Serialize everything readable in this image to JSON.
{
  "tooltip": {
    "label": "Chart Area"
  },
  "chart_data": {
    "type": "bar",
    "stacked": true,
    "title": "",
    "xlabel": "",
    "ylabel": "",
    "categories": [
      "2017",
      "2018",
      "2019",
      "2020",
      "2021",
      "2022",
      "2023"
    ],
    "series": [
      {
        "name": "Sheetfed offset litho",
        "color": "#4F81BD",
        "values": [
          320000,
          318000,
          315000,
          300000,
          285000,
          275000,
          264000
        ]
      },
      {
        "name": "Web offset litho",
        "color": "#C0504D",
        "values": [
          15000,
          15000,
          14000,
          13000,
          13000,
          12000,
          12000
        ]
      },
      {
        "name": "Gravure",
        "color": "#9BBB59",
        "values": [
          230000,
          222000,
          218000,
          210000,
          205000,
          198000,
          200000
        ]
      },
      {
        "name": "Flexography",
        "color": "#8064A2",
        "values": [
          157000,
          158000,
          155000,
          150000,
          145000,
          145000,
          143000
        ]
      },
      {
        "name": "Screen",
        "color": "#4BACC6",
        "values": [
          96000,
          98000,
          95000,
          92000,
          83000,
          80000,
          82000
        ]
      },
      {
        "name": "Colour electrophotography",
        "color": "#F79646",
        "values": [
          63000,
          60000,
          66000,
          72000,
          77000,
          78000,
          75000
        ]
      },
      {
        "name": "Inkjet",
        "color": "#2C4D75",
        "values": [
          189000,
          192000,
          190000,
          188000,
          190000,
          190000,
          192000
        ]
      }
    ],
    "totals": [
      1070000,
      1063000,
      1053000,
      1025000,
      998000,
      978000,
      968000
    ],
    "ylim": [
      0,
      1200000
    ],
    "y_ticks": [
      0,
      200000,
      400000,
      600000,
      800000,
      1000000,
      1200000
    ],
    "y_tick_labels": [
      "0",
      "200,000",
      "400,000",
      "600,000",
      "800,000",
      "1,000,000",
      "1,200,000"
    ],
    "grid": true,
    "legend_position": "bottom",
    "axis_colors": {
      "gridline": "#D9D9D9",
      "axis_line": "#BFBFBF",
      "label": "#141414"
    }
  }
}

==================================================

Repeat the data in its entirety, character for character.

**Answer to the task:**
Serialize everything readable in this image to JSON.
{
  "tooltip": {
    "label": "Chart Area"
  },
  "chart_data": {
    "type": "bar",
    "stacked": true,
    "title": "",
    "xlabel": "",
    "ylabel": "",
    "categories": [
      "2017",
      "2018",
      "2019",
      "2020",
      "2021",
      "2022",
      "2023"
    ],
    "series": [
      {
        "name": "Sheetfed offset litho",
        "color": "#4F81BD",
        "values": [
          320000,
          318000,
          315000,
          300000,
          285000,
          275000,
          264000
        ]
      },
      {
        "name": "Web offset litho",
        "color": "#C0504D",
        "values": [
          15000,
          15000,
          14000,
          13000,
          13000,
          12000,
          12000
        ]
      },
      {
        "name": "Gravure",
        "color": "#9BBB59",
        "values": [
          230000,
          222000,
          218000,
          210000,
          205000,
          198000,
          200000
        ]
      },
      {
        "name": "Flexography",
        "color": "#8064A2",
        "values": [
          157000,
          158000,
          155000,
          150000,
          145000,
          145000,
          143000
        ]
      },
      {
        "name": "Screen",
        "color": "#4BACC6",
        "values": [
          96000,
          98000,
          95000,
          92000,
          83000,
          80000,
          82000
        ]
      },
      {
        "name": "Colour electrophotography",
        "color": "#F79646",
        "values": [
          63000,
          60000,
          66000,
          72000,
          77000,
          78000,
          75000
        ]
      },
      {
        "name": "Inkjet",
        "color": "#2C4D75",
        "values": [
          189000,
          192000,
          190000,
          188000,
          190000,
          190000,
          192000
        ]
      }
    ],
    "totals": [
      1070000,
      1063000,
      1053000,
      1025000,
      998000,
      978000,
      968000
    ],
    "ylim": [
      0,
      1200000
    ],
    "y_ticks": [
      0,
      200000,
      400000,
      600000,
      800000,
      1000000,
      1200000
    ],
    "y_tick_labels": [
      "0",
      "200,000",
      "400,000",
      "600,000",
      "800,000",
      "1,000,000",
      "1,200,000"
    ],
    "grid": true,
    "legend_position": "bottom",
    "axis_colors": {
      "gridline": "#D9D9D9",
      "axis_line": "#BFBFBF",
      "label": "#141414"
    }
  }
}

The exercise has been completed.